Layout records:
_ _ _ _ _
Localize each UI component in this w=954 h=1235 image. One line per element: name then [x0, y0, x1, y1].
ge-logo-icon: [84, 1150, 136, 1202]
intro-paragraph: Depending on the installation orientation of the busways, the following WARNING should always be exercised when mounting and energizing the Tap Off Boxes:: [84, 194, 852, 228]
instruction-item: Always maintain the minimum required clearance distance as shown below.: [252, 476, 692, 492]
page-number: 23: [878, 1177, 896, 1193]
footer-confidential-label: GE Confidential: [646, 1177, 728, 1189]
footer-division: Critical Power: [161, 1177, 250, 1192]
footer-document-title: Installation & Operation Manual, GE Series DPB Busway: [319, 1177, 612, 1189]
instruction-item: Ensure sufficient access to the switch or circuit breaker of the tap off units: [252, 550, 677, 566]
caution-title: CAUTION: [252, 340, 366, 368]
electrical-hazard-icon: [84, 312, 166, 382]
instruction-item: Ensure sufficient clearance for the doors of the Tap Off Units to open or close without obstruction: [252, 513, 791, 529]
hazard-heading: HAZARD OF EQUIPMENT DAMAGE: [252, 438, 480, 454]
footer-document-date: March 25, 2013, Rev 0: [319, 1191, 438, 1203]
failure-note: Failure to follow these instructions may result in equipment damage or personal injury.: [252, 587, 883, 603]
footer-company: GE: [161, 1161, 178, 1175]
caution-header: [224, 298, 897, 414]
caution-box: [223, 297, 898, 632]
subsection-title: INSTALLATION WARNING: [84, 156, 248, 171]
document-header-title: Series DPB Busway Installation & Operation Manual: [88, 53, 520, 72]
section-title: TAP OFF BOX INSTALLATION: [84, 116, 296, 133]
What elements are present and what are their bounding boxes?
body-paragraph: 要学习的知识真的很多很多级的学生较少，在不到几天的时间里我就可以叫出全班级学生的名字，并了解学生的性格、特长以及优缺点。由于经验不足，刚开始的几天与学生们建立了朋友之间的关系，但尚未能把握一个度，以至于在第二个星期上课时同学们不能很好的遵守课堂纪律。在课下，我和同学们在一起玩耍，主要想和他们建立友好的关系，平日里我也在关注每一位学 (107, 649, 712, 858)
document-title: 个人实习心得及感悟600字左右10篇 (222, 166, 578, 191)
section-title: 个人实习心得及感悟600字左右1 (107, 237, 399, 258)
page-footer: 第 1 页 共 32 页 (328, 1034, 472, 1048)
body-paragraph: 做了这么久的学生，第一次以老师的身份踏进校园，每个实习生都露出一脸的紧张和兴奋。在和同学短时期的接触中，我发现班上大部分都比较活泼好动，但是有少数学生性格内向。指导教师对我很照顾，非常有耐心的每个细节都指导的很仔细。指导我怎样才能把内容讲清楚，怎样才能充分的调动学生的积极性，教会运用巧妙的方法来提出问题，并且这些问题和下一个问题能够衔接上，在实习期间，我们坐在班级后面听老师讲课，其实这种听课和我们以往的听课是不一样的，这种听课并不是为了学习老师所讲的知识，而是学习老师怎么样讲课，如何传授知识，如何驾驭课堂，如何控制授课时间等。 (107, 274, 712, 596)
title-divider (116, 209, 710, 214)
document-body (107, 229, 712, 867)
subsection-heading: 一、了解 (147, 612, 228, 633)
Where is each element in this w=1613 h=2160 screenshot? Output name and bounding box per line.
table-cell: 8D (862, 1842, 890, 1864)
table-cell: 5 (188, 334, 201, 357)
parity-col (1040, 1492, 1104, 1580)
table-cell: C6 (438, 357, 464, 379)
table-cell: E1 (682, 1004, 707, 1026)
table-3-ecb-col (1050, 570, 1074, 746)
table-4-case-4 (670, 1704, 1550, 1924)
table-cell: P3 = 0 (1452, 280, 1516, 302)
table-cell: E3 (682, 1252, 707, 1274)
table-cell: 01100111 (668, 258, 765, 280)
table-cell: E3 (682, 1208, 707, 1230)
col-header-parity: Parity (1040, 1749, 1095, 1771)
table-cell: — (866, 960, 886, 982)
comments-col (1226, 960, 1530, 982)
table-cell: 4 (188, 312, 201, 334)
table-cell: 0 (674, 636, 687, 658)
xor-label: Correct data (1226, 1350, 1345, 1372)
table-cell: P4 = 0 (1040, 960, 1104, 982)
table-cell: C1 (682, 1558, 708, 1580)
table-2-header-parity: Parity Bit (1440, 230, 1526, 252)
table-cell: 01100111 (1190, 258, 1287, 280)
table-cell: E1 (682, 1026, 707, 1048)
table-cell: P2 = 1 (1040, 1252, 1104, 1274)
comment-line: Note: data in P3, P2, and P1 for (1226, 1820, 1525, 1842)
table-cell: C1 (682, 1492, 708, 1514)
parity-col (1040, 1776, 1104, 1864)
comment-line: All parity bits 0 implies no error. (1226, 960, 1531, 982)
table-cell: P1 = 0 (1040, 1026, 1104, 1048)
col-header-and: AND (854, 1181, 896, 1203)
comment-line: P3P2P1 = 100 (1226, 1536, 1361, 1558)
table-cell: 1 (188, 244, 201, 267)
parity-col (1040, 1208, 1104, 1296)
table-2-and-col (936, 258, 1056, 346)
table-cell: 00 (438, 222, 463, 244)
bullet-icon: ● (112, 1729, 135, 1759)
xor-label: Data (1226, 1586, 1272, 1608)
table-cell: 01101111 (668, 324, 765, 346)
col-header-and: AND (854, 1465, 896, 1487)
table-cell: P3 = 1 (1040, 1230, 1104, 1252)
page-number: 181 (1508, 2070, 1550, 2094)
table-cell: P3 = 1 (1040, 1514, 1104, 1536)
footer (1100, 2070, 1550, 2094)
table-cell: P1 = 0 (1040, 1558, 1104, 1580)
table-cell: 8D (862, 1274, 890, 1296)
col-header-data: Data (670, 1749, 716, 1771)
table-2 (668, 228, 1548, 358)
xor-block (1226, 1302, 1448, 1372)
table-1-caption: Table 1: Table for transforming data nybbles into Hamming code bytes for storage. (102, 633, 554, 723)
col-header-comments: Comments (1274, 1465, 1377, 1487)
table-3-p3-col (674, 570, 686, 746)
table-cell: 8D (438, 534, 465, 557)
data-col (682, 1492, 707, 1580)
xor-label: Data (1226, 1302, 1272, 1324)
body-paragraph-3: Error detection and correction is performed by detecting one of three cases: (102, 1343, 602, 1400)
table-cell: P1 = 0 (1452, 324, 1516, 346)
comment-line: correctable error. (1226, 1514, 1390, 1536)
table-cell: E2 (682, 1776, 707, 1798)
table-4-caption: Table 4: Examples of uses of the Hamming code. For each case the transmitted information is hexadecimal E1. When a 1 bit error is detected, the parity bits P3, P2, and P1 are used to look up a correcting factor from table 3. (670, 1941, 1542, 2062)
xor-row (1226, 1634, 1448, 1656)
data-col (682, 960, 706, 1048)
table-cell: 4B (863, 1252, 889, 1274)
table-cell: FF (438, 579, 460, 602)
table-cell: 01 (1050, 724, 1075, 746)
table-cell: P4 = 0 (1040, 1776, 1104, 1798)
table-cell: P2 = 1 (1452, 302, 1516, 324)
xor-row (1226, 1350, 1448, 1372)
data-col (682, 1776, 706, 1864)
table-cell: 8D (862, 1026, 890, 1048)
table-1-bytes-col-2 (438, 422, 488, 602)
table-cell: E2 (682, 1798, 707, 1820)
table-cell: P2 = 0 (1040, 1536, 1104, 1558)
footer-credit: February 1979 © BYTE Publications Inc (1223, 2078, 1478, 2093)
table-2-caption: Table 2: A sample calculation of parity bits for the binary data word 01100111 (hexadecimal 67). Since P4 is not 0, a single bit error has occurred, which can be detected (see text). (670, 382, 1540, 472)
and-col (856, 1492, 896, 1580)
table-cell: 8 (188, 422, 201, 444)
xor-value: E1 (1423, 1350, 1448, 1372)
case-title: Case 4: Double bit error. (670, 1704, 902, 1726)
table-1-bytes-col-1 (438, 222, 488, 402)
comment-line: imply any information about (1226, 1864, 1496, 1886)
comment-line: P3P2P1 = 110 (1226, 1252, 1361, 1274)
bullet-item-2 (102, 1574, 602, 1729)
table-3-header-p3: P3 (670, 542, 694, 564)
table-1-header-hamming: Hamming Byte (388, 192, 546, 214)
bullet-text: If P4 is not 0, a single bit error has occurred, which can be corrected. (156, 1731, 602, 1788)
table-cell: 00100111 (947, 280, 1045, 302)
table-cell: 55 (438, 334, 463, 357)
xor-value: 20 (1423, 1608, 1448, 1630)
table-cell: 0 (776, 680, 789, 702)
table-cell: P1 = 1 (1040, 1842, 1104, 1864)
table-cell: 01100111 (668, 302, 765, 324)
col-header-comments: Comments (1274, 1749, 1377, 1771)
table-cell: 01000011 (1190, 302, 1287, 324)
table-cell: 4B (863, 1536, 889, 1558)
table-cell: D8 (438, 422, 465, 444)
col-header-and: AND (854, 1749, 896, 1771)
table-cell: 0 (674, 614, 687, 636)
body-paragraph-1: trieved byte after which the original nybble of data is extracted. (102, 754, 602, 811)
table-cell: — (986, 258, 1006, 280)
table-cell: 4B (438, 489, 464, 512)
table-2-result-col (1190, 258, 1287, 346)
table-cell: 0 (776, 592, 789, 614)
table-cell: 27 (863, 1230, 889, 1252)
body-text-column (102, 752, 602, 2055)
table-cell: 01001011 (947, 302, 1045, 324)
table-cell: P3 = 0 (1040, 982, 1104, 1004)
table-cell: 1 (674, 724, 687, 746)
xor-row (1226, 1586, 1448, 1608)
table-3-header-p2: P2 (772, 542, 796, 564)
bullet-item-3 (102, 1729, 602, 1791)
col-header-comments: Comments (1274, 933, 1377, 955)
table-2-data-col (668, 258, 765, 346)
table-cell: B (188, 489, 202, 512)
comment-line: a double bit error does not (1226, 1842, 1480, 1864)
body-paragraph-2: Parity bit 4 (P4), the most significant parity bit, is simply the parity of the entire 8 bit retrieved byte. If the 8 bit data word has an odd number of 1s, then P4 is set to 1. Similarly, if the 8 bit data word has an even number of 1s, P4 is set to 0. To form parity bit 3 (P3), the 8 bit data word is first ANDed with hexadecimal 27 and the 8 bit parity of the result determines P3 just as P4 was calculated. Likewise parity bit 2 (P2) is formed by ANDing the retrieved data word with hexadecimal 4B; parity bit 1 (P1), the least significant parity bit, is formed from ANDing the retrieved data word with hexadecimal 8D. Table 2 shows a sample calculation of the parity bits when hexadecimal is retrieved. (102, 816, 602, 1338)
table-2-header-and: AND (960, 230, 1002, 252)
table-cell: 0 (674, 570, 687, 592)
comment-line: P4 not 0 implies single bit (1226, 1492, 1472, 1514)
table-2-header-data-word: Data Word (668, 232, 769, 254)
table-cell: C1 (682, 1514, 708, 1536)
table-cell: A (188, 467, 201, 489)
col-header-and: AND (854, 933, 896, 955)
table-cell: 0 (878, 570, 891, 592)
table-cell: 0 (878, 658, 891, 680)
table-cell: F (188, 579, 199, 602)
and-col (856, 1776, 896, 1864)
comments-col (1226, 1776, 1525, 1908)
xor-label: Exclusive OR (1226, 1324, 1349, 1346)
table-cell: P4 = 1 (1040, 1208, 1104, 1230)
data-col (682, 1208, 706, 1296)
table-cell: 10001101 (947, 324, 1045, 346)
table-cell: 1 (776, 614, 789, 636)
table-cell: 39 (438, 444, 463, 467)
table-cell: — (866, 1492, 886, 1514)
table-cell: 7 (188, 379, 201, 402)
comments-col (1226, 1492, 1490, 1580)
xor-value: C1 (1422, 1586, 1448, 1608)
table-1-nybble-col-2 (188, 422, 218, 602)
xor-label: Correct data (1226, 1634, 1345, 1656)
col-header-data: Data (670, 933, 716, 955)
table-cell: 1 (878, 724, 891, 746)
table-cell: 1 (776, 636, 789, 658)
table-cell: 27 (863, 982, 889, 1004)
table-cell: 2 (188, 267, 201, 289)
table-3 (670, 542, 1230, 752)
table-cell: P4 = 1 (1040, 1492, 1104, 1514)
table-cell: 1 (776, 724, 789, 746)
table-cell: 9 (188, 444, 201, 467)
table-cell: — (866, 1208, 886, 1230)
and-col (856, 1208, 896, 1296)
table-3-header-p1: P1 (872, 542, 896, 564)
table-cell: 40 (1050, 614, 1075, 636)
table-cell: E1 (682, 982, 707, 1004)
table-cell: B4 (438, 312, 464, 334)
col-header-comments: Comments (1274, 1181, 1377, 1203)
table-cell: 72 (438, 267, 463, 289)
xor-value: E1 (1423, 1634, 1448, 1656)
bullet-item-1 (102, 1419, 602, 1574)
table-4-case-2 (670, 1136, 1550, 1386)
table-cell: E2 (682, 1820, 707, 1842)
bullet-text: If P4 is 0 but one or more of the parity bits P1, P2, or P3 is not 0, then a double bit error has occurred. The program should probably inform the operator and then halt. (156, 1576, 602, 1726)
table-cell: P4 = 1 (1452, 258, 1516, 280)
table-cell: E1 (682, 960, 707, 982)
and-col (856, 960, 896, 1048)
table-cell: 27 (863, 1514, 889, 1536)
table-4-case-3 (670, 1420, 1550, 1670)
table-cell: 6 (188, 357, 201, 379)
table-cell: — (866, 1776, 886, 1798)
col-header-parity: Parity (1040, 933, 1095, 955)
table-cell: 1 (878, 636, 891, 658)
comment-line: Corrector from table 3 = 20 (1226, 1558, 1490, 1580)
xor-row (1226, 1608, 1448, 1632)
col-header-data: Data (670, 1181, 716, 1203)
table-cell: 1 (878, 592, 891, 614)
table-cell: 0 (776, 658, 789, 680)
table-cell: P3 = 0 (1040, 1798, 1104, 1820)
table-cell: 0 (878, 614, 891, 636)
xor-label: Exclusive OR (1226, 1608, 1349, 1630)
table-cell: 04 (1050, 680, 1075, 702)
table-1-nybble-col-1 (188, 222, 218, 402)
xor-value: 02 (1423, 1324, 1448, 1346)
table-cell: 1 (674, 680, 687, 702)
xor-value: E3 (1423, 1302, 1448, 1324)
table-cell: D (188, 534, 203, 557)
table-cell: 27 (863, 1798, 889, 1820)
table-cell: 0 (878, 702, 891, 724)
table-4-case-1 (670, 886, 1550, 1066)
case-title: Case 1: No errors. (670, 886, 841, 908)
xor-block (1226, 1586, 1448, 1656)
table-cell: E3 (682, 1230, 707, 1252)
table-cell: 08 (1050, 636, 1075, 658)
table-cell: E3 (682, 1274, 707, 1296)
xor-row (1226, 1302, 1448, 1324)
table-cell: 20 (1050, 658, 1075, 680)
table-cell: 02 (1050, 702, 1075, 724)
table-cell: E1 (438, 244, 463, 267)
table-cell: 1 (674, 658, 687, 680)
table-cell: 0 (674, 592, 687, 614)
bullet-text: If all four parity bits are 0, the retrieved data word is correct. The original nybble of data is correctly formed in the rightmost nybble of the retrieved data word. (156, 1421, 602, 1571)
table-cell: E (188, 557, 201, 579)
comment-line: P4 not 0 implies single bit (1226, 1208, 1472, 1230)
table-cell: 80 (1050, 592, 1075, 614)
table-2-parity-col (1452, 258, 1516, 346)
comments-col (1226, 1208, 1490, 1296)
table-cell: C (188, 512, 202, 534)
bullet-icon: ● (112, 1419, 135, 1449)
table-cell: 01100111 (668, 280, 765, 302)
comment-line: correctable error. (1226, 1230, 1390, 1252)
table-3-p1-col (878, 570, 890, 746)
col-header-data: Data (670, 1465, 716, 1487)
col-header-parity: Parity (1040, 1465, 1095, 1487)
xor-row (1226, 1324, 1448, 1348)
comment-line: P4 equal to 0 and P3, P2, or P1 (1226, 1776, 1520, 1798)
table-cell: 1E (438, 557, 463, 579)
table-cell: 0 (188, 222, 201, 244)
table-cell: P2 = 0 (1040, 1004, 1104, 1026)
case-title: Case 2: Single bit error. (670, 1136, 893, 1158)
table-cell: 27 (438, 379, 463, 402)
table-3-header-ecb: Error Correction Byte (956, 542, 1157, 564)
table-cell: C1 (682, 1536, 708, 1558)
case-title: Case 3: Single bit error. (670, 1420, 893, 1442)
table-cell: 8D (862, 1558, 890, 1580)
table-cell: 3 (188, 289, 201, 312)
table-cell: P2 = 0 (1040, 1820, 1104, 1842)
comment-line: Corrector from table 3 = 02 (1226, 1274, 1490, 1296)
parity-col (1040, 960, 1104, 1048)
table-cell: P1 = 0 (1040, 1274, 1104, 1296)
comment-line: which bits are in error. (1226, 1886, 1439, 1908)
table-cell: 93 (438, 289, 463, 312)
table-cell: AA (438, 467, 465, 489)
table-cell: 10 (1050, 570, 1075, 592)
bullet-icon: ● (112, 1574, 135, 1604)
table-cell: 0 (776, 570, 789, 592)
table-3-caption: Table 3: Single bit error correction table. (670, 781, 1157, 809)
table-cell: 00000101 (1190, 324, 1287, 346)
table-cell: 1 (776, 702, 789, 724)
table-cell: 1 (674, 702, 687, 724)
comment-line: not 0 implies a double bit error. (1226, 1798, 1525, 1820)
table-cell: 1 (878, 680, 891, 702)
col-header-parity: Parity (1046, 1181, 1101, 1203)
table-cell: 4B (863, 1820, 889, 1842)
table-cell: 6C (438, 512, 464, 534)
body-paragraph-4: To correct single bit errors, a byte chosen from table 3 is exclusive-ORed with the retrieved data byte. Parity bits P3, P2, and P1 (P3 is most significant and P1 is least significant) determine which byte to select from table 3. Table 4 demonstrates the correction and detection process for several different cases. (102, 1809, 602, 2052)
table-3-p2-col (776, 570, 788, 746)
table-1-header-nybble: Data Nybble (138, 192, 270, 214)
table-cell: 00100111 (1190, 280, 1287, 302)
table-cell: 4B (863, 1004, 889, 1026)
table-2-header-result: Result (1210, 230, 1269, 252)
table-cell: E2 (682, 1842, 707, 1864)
_ _ _ _ _
AIM OF THE EXERCISE: Pick out every line of the records above that contains the string "hazard", matching case exactly.

RESPONSE TO THE EXERCISE:
electrical-hazard-icon: [84, 312, 166, 382]
hazard-heading: HAZARD OF EQUIPMENT DAMAGE: [252, 438, 480, 454]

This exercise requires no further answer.